EXERCISE TEXT:
Some thoughts on Worship (vi): Postscript – the fruits of right worship

Some friends are kindly discussing this series, see here, here and here. I’m prompted to write this postscript to head off a potential misunderstanding.

Worship has fruits. These are not the uses of worship – if we aim for the fruits then we are no longer worshipping rightly – but if we get the worship right then we can reasonably expect the God of all grace to equip us for ministry.

In heaven – or after the resurrection – then all that we do will be worship, for God will be with us eternally. In the meantime, worship allows us to touch heaven and enables us to carry out the work of the kingdom.

It is a little bit like a musician taking time to tune their instrument in order to then play sweet music; worship tunes us in to the correct pitch. Of course, that analogy breaks down a little – pursuing it would mean that all that happens in heaven is the tuning of instruments, a little like the cacophony that precedes the symphony.

Yet whilst we are here in this sinful world, right worship, which relates us to God and sets us right with God, is the spiritual medicine which heals us and enables us to share that healing with the wider world.

So right worship is the prerequisite for right mission, for right proclamation, for right witness. Where the worship is confused and confusing all these other elements of Christian life are diminished and inhibited.

This is why the stewardship of worship is an essentially pastoral task – it undergirds all other pastoral work – and why it is properly the prime concern of the priest. If we get the worship wrong then everything else we do is diminished; if we get the worship right then everything else we do is enhanced.

So yes: let us be concerned with all the other things that Christians are called to do – with mission, with evangelism, with political engagement and care for the poor, with provocative lives that challenge the powers and call people to repentance. But if we are going to do that in accordance with God‘s will and not with our own… let us take our worship with ultimate seriousness, and love God with ALL our hearts, minds, souls and strength. God must come first, and if we seek His kingdom then all these other things will be given us as well.

(Stored data entries)
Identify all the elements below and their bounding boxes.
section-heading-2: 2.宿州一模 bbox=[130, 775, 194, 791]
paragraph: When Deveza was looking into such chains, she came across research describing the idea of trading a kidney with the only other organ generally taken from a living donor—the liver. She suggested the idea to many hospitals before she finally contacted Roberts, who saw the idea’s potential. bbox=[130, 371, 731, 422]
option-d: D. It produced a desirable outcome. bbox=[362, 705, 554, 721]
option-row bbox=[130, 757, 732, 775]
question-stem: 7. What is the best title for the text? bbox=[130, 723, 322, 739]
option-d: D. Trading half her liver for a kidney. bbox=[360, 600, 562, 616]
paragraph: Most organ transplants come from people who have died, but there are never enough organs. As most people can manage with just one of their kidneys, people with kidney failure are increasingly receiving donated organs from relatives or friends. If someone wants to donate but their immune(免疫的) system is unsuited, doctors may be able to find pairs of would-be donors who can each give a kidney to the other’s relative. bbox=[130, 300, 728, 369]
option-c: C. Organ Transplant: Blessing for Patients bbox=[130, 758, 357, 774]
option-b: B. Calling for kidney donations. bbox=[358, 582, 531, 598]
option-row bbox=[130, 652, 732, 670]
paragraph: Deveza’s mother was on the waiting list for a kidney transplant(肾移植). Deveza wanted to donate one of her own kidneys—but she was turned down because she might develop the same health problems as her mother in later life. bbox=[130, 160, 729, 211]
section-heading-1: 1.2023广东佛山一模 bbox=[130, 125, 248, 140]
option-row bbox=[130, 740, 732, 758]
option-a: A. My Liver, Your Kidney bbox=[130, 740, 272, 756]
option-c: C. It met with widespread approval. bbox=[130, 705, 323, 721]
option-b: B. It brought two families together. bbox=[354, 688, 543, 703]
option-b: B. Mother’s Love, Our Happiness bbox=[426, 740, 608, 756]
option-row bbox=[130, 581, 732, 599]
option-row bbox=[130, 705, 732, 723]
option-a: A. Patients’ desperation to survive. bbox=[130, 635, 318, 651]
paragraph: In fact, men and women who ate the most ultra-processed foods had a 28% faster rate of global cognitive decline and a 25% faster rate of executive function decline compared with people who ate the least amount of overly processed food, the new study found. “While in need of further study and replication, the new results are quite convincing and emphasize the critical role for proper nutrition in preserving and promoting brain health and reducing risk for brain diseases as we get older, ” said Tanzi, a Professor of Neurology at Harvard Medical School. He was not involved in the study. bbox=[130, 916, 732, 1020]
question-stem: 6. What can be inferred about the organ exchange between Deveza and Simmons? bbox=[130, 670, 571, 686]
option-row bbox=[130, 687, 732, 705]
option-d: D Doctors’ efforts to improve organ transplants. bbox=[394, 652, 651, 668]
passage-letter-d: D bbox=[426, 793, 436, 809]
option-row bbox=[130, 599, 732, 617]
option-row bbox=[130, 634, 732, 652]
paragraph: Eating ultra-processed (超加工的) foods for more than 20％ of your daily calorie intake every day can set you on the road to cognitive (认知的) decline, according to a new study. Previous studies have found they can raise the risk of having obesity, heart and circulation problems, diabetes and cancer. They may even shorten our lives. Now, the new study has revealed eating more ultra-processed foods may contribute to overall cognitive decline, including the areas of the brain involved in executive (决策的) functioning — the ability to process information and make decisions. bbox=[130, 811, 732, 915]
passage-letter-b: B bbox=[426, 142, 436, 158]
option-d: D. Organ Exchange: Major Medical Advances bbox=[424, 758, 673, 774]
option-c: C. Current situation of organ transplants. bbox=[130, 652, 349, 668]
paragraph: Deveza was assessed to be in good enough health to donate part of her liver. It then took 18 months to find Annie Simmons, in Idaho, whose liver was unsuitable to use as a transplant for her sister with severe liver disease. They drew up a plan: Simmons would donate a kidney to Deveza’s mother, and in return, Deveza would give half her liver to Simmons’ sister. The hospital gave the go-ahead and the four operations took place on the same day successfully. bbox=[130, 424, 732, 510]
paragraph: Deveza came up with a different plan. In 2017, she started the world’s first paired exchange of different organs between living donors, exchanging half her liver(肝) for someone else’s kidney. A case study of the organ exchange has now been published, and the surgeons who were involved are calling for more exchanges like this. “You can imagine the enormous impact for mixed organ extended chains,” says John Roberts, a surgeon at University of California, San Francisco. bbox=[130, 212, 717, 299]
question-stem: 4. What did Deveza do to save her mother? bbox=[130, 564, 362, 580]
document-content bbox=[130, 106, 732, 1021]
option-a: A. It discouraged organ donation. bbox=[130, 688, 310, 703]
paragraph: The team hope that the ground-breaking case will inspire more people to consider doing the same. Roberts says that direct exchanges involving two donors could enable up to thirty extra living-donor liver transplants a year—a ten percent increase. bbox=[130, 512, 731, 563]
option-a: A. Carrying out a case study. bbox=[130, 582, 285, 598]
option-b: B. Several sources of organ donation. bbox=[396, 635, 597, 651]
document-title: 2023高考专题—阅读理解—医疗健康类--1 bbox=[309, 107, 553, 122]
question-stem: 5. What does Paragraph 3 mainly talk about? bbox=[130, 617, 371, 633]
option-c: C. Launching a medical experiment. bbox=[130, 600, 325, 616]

WHAT THE TASK REQUIRES: Render this sentence from the postscript on worship in Spanish: "So right worship is the prerequisite for right mission, for right proclamation, for right witness."

RESULT OF THE TASK: Así que la adoración correcta es el requisito previo para la misión correcta, para la proclamación correcta, para el testimonio correcto.